**EXERCISE**:
Identify all lines in the data containing the string "screenshot". Copy them out.

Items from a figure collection
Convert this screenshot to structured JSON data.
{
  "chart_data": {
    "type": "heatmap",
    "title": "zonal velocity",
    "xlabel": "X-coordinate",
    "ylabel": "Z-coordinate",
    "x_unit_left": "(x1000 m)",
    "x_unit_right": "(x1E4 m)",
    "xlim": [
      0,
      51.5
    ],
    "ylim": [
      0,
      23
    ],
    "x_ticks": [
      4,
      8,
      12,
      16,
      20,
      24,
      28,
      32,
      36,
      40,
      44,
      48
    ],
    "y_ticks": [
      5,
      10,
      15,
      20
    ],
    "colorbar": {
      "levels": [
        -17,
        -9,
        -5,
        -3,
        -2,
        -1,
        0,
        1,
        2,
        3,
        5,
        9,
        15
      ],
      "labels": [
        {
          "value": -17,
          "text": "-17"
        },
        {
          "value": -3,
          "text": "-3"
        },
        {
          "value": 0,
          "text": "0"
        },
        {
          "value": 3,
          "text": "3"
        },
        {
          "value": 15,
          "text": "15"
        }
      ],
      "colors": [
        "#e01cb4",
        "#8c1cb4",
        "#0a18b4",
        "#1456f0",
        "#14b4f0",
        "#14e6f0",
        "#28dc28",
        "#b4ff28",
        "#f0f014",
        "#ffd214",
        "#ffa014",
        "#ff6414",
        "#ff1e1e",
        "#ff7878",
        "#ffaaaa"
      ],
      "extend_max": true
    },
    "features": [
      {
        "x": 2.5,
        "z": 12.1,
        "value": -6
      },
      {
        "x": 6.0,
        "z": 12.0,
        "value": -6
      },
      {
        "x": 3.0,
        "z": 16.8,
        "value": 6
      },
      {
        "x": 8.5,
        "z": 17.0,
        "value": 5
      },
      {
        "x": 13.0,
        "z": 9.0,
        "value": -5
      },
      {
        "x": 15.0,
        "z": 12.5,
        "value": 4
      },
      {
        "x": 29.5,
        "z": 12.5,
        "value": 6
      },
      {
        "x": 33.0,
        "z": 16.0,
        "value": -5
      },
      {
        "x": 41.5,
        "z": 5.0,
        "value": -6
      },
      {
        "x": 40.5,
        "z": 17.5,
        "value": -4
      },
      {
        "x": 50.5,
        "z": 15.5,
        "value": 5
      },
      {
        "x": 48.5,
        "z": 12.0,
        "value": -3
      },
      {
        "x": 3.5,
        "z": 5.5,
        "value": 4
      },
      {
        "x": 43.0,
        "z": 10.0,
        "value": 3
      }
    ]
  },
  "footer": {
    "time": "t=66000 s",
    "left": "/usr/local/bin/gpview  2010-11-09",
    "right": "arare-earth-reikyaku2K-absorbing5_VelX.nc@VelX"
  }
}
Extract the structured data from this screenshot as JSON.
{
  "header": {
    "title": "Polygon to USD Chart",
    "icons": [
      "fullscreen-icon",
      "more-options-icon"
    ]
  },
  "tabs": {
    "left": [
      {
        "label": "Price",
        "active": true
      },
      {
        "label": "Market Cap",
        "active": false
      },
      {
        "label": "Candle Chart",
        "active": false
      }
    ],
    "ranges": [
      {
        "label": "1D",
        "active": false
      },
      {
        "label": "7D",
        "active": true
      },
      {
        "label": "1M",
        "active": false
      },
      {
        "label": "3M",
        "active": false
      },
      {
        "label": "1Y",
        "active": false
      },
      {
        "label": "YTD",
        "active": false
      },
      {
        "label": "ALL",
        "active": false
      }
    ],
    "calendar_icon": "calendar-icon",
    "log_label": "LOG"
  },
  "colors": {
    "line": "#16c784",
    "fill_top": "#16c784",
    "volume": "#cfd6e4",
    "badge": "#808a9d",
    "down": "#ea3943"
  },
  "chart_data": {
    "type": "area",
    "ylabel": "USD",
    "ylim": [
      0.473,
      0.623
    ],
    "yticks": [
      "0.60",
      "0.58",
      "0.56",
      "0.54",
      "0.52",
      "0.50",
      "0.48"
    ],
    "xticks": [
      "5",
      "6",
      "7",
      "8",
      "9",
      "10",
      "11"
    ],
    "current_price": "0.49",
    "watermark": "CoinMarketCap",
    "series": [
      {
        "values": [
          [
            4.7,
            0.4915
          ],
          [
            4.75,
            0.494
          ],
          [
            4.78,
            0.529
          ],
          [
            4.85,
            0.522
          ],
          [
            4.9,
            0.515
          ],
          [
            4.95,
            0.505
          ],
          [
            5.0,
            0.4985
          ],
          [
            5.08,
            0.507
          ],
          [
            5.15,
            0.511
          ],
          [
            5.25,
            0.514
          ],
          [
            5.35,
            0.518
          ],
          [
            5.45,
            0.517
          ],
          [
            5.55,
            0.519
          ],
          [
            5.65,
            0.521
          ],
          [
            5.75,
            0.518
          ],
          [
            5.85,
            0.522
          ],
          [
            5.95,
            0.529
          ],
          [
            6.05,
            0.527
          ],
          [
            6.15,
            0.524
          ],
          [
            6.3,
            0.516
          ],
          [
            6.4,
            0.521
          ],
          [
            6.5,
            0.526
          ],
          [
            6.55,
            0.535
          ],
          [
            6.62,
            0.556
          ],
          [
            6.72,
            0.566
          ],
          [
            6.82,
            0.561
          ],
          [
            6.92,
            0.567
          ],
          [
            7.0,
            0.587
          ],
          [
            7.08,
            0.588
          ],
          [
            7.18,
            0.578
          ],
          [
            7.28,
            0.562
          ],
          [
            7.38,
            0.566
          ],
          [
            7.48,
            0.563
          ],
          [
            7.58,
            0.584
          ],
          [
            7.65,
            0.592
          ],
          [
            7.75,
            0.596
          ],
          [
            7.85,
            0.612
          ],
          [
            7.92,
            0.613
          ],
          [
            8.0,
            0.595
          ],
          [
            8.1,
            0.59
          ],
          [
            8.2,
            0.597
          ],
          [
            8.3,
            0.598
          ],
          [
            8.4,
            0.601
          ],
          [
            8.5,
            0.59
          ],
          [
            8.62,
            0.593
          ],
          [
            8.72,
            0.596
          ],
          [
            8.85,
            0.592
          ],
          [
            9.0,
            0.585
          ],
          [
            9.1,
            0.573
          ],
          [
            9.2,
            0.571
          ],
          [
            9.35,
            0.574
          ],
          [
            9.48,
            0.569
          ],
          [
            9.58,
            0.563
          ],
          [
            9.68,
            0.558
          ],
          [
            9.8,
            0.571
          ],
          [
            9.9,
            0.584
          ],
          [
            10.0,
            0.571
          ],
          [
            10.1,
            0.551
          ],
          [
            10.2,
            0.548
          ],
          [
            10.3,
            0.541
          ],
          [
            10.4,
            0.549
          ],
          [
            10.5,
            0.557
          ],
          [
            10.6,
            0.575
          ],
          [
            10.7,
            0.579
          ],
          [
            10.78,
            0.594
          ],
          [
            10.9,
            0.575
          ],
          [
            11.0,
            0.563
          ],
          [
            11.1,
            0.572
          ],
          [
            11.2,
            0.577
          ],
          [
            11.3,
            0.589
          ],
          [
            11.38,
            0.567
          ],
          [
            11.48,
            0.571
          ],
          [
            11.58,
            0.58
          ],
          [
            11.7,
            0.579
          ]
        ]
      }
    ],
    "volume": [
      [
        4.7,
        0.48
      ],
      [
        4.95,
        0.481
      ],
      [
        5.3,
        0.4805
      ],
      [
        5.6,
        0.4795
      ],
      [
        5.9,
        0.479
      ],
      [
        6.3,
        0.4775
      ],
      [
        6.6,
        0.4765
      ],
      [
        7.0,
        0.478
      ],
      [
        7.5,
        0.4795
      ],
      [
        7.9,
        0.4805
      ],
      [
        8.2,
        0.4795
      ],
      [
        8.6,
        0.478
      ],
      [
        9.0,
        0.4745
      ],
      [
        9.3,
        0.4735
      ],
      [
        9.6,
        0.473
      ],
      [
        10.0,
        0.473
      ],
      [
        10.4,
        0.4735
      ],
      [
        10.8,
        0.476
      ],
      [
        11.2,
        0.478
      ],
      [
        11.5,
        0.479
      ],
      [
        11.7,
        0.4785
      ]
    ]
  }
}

**EXERCISE OUTPUT**:
Convert this screenshot to structured JSON data.
Extract the structured data from this screenshot as JSON.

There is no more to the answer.